=== Records shown ===

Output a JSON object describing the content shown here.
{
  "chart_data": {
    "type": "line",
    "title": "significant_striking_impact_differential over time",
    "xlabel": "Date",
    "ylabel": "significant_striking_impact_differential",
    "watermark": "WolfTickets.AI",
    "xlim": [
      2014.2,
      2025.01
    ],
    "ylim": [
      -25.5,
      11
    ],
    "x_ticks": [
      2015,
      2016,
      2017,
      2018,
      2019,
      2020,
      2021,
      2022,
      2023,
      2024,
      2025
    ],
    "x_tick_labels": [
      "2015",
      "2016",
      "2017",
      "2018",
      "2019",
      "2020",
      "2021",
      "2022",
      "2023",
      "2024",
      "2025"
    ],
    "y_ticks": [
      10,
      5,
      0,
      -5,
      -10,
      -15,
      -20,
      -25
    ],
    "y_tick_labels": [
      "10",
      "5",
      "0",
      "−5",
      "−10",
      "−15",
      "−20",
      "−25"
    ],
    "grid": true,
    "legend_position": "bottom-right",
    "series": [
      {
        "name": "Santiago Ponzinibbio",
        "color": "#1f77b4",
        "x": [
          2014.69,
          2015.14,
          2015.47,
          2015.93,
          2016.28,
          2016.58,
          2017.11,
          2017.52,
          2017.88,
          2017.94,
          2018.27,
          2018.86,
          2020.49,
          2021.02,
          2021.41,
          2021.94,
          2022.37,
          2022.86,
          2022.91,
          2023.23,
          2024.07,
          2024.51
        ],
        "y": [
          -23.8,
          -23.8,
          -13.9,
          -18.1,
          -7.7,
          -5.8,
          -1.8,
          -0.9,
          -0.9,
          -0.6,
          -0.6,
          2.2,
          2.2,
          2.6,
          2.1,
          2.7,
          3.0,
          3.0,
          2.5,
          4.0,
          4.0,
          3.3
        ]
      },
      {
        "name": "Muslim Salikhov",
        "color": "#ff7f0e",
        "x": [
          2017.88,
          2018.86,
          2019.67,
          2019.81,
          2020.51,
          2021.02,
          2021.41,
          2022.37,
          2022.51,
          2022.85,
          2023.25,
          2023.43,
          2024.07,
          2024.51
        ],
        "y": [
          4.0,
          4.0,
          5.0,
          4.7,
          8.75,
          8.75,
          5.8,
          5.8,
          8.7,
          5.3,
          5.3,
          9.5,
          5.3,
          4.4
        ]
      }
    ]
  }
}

==

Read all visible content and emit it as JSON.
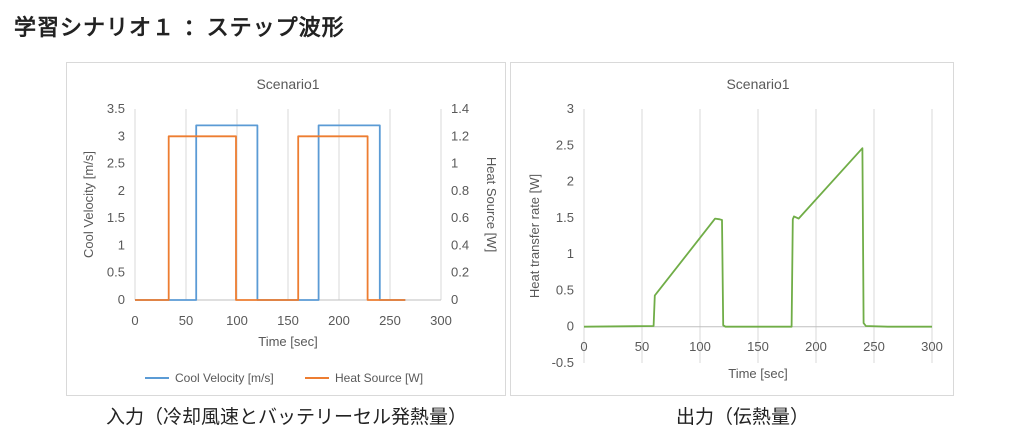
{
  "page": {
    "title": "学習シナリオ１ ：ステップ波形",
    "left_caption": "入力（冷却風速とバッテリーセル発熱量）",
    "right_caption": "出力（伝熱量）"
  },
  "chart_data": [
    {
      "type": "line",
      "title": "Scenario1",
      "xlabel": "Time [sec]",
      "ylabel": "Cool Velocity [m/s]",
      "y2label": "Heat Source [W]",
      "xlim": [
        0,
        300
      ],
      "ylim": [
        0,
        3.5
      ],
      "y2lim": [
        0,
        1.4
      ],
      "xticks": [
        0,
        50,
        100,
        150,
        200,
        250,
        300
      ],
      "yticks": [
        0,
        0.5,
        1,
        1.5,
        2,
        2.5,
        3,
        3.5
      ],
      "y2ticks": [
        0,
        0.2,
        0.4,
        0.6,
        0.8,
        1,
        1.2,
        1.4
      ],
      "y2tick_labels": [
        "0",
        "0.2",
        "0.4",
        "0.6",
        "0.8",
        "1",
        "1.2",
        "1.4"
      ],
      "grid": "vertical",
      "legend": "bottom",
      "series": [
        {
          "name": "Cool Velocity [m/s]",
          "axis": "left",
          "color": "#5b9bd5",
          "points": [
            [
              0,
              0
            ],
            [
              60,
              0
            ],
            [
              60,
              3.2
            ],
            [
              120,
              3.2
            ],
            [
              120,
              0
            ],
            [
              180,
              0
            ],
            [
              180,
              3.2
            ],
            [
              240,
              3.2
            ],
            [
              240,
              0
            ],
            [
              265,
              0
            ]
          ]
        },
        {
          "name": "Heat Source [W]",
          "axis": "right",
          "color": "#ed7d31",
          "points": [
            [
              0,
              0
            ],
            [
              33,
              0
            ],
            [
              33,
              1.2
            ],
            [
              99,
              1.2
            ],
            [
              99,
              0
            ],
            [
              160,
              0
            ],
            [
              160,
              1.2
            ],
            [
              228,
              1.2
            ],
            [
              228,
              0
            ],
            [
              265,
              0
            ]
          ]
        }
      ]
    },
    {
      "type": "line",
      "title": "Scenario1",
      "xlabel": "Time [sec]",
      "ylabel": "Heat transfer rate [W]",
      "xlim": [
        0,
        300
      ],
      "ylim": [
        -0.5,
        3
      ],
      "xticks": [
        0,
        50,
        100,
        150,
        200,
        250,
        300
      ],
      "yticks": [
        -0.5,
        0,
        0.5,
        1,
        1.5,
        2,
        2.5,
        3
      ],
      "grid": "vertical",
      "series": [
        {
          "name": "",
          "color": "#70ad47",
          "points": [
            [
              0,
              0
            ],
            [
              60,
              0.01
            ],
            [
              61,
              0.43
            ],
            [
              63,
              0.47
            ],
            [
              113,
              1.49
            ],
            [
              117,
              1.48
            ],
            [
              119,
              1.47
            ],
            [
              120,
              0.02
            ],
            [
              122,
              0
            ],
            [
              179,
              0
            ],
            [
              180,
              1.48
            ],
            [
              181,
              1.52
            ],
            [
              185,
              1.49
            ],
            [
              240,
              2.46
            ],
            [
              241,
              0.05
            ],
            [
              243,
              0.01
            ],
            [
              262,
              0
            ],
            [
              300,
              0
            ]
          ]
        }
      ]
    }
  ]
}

=== Work required ===
Copy out every line of the listing that contains the string "title".

=== Exercise solution ===
    "title": "significant_striking_impact_differential over time",
    "title": "学習シナリオ１ ：ステップ波形",
      "title": "Scenario1",
      "title": "Scenario1",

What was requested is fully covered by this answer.